### WHAT YOU ARE ASKED TO DO
Pick out the lines below that include the string "name".

** Start RECORD EXCERPTS **

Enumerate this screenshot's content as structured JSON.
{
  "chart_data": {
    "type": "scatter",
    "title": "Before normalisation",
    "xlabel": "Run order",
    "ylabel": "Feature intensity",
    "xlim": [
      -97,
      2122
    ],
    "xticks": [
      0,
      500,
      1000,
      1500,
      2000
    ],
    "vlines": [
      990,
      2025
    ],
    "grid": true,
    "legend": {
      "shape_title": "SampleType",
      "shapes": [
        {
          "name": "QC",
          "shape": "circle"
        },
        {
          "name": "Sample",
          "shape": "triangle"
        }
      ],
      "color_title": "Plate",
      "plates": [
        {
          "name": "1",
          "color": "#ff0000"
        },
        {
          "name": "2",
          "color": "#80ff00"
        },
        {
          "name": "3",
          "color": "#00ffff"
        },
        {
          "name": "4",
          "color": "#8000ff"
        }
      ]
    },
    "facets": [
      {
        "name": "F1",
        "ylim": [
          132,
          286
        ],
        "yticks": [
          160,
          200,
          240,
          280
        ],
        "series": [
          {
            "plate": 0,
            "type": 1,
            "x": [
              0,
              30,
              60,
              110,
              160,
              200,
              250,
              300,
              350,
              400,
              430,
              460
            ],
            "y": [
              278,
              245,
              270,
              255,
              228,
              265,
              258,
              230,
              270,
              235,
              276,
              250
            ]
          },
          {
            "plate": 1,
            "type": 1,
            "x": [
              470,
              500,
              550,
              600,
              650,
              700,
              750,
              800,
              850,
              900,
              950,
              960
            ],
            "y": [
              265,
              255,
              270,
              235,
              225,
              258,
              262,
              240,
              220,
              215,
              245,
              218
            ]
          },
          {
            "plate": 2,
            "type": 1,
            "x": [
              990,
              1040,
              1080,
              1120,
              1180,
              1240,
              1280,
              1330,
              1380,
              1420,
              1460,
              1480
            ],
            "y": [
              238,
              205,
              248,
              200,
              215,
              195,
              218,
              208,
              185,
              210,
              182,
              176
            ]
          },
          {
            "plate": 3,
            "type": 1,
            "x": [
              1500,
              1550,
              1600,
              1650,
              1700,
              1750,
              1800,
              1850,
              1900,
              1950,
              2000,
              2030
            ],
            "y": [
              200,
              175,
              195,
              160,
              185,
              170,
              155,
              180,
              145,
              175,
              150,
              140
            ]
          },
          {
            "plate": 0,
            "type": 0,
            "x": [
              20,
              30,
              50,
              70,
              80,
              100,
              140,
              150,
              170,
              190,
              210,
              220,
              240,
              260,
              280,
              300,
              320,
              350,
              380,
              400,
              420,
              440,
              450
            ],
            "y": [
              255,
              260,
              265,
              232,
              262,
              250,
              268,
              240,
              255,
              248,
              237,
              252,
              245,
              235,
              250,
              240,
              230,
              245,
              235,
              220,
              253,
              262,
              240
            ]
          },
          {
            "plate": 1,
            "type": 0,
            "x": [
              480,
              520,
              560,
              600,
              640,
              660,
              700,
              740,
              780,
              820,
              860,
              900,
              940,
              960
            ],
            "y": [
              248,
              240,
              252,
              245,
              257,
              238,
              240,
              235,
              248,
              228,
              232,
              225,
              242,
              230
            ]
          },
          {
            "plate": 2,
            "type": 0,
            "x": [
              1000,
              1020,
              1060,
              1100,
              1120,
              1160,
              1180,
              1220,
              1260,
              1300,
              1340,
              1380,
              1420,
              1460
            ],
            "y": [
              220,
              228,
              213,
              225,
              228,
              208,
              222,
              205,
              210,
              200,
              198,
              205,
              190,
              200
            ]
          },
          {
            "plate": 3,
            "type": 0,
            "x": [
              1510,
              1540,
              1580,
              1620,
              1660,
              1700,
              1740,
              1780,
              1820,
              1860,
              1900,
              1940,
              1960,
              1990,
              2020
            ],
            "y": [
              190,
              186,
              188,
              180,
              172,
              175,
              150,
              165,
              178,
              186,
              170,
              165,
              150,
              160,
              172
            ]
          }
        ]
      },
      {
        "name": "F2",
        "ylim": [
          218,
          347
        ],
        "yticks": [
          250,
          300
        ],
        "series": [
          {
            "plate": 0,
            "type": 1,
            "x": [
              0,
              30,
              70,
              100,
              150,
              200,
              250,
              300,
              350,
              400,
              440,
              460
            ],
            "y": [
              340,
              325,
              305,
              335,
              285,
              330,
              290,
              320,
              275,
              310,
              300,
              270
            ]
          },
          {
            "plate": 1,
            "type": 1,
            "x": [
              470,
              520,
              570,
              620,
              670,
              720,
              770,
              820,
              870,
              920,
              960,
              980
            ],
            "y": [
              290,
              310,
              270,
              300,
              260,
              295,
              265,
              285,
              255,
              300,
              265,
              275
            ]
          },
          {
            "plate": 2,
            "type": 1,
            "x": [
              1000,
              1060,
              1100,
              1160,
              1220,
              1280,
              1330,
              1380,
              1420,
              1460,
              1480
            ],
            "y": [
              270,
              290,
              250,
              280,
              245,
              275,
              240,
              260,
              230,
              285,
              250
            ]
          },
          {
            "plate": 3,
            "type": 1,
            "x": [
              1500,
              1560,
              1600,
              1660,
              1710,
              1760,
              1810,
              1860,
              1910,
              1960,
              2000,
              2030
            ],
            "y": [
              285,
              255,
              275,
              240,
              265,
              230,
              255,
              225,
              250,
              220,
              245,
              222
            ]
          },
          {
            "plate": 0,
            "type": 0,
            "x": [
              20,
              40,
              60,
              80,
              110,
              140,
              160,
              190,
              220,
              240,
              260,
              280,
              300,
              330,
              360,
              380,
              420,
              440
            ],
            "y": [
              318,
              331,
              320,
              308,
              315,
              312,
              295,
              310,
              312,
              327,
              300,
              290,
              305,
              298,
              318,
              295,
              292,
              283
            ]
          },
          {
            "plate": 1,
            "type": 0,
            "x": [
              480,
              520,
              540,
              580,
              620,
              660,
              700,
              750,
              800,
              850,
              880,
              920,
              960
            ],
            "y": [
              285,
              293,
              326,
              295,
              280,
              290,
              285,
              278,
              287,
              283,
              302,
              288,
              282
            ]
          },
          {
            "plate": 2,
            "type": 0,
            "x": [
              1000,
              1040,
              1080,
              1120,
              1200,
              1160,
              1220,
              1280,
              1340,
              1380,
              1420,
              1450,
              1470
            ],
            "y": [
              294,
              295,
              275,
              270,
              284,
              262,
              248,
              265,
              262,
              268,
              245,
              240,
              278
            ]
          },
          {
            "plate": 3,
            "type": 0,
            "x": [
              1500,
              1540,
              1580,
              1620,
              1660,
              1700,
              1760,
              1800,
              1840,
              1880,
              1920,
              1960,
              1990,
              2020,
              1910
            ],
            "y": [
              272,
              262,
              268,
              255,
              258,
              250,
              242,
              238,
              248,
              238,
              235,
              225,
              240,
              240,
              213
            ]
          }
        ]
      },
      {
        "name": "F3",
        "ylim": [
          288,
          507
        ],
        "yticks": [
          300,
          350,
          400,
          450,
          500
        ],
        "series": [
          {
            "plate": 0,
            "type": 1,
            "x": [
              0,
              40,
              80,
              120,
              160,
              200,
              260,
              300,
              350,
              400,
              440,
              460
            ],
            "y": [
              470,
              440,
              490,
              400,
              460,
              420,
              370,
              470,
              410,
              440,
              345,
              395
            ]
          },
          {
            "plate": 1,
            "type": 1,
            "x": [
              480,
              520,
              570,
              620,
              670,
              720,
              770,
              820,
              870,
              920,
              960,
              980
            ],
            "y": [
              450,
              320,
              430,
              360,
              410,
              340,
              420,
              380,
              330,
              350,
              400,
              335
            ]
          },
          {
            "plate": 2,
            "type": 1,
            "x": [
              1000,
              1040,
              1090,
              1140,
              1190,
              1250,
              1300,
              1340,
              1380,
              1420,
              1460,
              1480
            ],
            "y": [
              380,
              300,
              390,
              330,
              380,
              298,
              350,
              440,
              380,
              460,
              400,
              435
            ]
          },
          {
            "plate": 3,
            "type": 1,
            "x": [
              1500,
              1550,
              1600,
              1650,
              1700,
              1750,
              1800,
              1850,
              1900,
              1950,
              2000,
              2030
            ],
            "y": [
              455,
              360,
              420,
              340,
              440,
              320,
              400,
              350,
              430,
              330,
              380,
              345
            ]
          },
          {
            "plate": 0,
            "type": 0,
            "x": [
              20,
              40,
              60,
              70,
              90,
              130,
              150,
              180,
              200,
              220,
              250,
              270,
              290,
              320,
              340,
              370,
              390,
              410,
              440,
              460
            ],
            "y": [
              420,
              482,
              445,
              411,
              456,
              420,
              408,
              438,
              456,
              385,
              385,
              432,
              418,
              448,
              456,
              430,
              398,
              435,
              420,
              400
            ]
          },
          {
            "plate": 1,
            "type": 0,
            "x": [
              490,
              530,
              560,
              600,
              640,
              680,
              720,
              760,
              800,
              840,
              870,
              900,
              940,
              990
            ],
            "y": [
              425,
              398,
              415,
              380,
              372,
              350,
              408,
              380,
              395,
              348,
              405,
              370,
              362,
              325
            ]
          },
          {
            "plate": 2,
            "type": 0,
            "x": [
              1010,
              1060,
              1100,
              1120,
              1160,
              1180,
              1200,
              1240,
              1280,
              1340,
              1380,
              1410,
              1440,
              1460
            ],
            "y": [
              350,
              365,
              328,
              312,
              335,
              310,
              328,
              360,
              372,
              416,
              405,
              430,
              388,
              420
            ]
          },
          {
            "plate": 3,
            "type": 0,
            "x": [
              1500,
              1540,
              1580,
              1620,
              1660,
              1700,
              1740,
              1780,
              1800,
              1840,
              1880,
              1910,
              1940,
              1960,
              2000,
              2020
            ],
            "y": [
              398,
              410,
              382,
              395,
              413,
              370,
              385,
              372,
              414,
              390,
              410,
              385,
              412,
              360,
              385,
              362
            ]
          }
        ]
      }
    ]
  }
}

** End RECORD EXCERPTS **

### WRITTEN REPLY
          "name": "QC",
          "name": "Sample",
          "name": "1",
          "name": "2",
          "name": "3",
          "name": "4",
        "name": "F1",
        "name": "F2",
        "name": "F3",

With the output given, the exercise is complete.